● **What you should do**: Write out every entry, unchanged. Skip any picture.

Figure record extracts:
──────────────────────────────

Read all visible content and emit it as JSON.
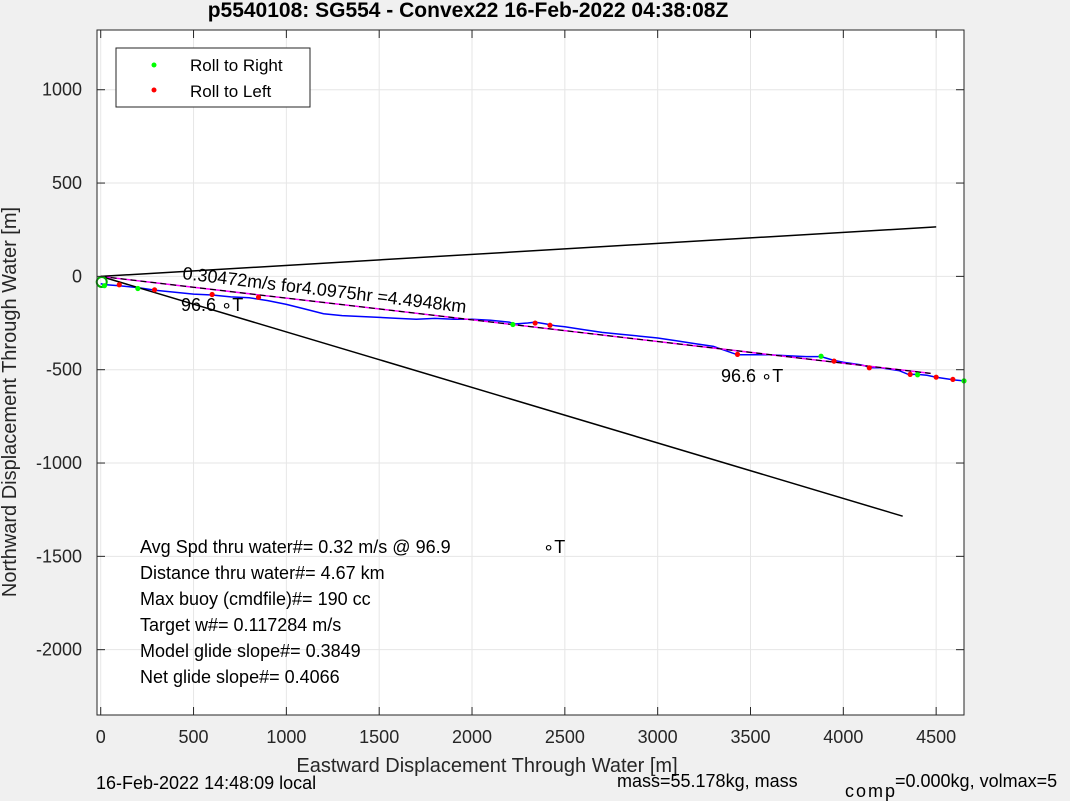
{
  "chart_data": {
    "type": "line",
    "title": "p5540108: SG554 - Convex22 16-Feb-2022 04:38:08Z",
    "xlabel": "Eastward Displacement Through Water [m]",
    "ylabel": "Northward Displacement Through Water [m]",
    "xlim": [
      -20,
      4650
    ],
    "ylim": [
      -2350,
      1320
    ],
    "xticks": [
      0,
      500,
      1000,
      1500,
      2000,
      2500,
      3000,
      3500,
      4000,
      4500
    ],
    "yticks": [
      1000,
      500,
      0,
      -500,
      -1000,
      -1500,
      -2000
    ],
    "grid": true,
    "legend_placement": "top-left",
    "legend": [
      {
        "label": "Roll to Right",
        "color": "#00ff00"
      },
      {
        "label": "Roll to Left",
        "color": "#ff0000"
      }
    ],
    "series": [
      {
        "color": "#0000ff",
        "x": [
          0,
          30,
          100,
          200,
          300,
          400,
          500,
          600,
          700,
          800,
          900,
          1000,
          1100,
          1200,
          1300,
          1400,
          1500,
          1600,
          1700,
          1800,
          1900,
          2000,
          2100,
          2200,
          2230,
          2300,
          2340,
          2400,
          2450,
          2500,
          2600,
          2700,
          2800,
          2900,
          3000,
          3100,
          3200,
          3300,
          3430,
          3500,
          3600,
          3700,
          3800,
          3880,
          3950,
          4000,
          4100,
          4150,
          4200,
          4300,
          4350,
          4400,
          4450,
          4500,
          4600,
          4650
        ],
        "y": [
          -40,
          -45,
          -50,
          -60,
          -75,
          -85,
          -95,
          -100,
          -110,
          -115,
          -130,
          -150,
          -175,
          -200,
          -210,
          -215,
          -220,
          -225,
          -230,
          -225,
          -230,
          -230,
          -235,
          -245,
          -255,
          -250,
          -245,
          -255,
          -265,
          -270,
          -285,
          -300,
          -310,
          -320,
          -330,
          -345,
          -360,
          -375,
          -420,
          -420,
          -420,
          -425,
          -430,
          -430,
          -450,
          -460,
          -475,
          -490,
          -490,
          -505,
          -525,
          -525,
          -530,
          -540,
          -555,
          -560
        ]
      },
      {
        "color": "#ff00ff",
        "x": [
          0,
          4470
        ],
        "y": [
          0,
          -520
        ]
      },
      {
        "color": "#000000",
        "x": [
          0,
          4470
        ],
        "y": [
          0,
          -520
        ]
      },
      {
        "color": "#000000",
        "x": [
          0,
          4500
        ],
        "y": [
          0,
          265
        ]
      },
      {
        "color": "#000000",
        "x": [
          0,
          4320
        ],
        "y": [
          0,
          -1285
        ]
      }
    ],
    "roll_right_points": {
      "x": [
        20,
        200,
        2220,
        3880,
        4400,
        4650
      ],
      "y": [
        -50,
        -65,
        -258,
        -428,
        -527,
        -560
      ]
    },
    "roll_left_points": {
      "x": [
        100,
        290,
        600,
        850,
        2340,
        2420,
        3430,
        3950,
        4140,
        4360,
        4500,
        4590
      ],
      "y": [
        -45,
        -72,
        -97,
        -112,
        -250,
        -262,
        -418,
        -454,
        -490,
        -525,
        -540,
        -552
      ]
    },
    "annotations": {
      "speed_line": "0.30472m/s for4.0975hr =4.4948km",
      "heading_start": "96.6 ∘T",
      "heading_end": "96.6 ∘T"
    },
    "stats": {
      "avg_speed_label": "Avg Spd thru water#=  0.32 m/s @  96.9",
      "avg_speed_unit": "∘T",
      "distance": "Distance thru water#=  4.67 km",
      "max_buoy": "Max buoy (cmdfile)#= 190 cc",
      "target_w": "Target w#= 0.117284 m/s",
      "model_glide": "Model glide slope#= 0.3849",
      "net_glide": "Net glide slope#= 0.4066"
    },
    "footer": {
      "local_time": "16-Feb-2022 14:48:09 local",
      "mass": "mass=55.178kg, mass",
      "comp_sub": "comp",
      "comp_rest": "=0.000kg, volmax=5"
    }
  },
  "colors": {
    "axes_bg": "#ffffff",
    "figure_bg": "#f0f0f0",
    "grid": "#e6e6e6"
  }
}
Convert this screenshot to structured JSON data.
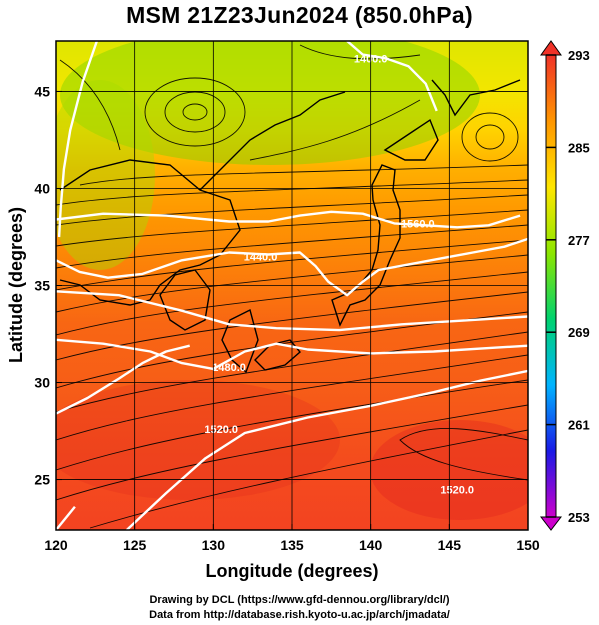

──────────────────────────────

● **Output for this exercise**:
Read all visible content and emit it as JSON.
{
  "chart_data": {
    "type": "line",
    "title": "p5540108: SG554 - Convex22 16-Feb-2022 04:38:08Z",
    "xlabel": "Eastward Displacement Through Water [m]",
    "ylabel": "Northward Displacement Through Water [m]",
    "xlim": [
      -20,
      4650
    ],
    "ylim": [
      -2350,
      1320
    ],
    "xticks": [
      0,
      500,
      1000,
      1500,
      2000,
      2500,
      3000,
      3500,
      4000,
      4500
    ],
    "yticks": [
      1000,
      500,
      0,
      -500,
      -1000,
      -1500,
      -2000
    ],
    "grid": true,
    "legend_placement": "top-left",
    "legend": [
      {
        "label": "Roll to Right",
        "color": "#00ff00"
      },
      {
        "label": "Roll to Left",
        "color": "#ff0000"
      }
    ],
    "series": [
      {
        "color": "#0000ff",
        "x": [
          0,
          30,
          100,
          200,
          300,
          400,
          500,
          600,
          700,
          800,
          900,
          1000,
          1100,
          1200,
          1300,
          1400,
          1500,
          1600,
          1700,
          1800,
          1900,
          2000,
          2100,
          2200,
          2230,
          2300,
          2340,
          2400,
          2450,
          2500,
          2600,
          2700,
          2800,
          2900,
          3000,
          3100,
          3200,
          3300,
          3430,
          3500,
          3600,
          3700,
          3800,
          3880,
          3950,
          4000,
          4100,
          4150,
          4200,
          4300,
          4350,
          4400,
          4450,
          4500,
          4600,
          4650
        ],
        "y": [
          -40,
          -45,
          -50,
          -60,
          -75,
          -85,
          -95,
          -100,
          -110,
          -115,
          -130,
          -150,
          -175,
          -200,
          -210,
          -215,
          -220,
          -225,
          -230,
          -225,
          -230,
          -230,
          -235,
          -245,
          -255,
          -250,
          -245,
          -255,
          -265,
          -270,
          -285,
          -300,
          -310,
          -320,
          -330,
          -345,
          -360,
          -375,
          -420,
          -420,
          -420,
          -425,
          -430,
          -430,
          -450,
          -460,
          -475,
          -490,
          -490,
          -505,
          -525,
          -525,
          -530,
          -540,
          -555,
          -560
        ]
      },
      {
        "color": "#ff00ff",
        "x": [
          0,
          4470
        ],
        "y": [
          0,
          -520
        ]
      },
      {
        "color": "#000000",
        "x": [
          0,
          4470
        ],
        "y": [
          0,
          -520
        ]
      },
      {
        "color": "#000000",
        "x": [
          0,
          4500
        ],
        "y": [
          0,
          265
        ]
      },
      {
        "color": "#000000",
        "x": [
          0,
          4320
        ],
        "y": [
          0,
          -1285
        ]
      }
    ],
    "roll_right_points": {
      "x": [
        20,
        200,
        2220,
        3880,
        4400,
        4650
      ],
      "y": [
        -50,
        -65,
        -258,
        -428,
        -527,
        -560
      ]
    },
    "roll_left_points": {
      "x": [
        100,
        290,
        600,
        850,
        2340,
        2420,
        3430,
        3950,
        4140,
        4360,
        4500,
        4590
      ],
      "y": [
        -45,
        -72,
        -97,
        -112,
        -250,
        -262,
        -418,
        -454,
        -490,
        -525,
        -540,
        -552
      ]
    },
    "annotations": {
      "speed_line": "0.30472m/s for4.0975hr =4.4948km",
      "heading_start": "96.6 ∘T",
      "heading_end": "96.6 ∘T"
    },
    "stats": {
      "avg_speed_label": "Avg Spd thru water#=  0.32 m/s @  96.9",
      "avg_speed_unit": "∘T",
      "distance": "Distance thru water#=  4.67 km",
      "max_buoy": "Max buoy (cmdfile)#= 190 cc",
      "target_w": "Target w#= 0.117284 m/s",
      "model_glide": "Model glide slope#= 0.3849",
      "net_glide": "Net glide slope#= 0.4066"
    },
    "footer": {
      "local_time": "16-Feb-2022 14:48:09 local",
      "mass": "mass=55.178kg, mass",
      "comp_sub": "comp",
      "comp_rest": "=0.000kg, volmax=5"
    }
  },
  "colors": {
    "axes_bg": "#ffffff",
    "figure_bg": "#f0f0f0",
    "grid": "#e6e6e6"
  }
}
Convert this screenshot to structured JSON data.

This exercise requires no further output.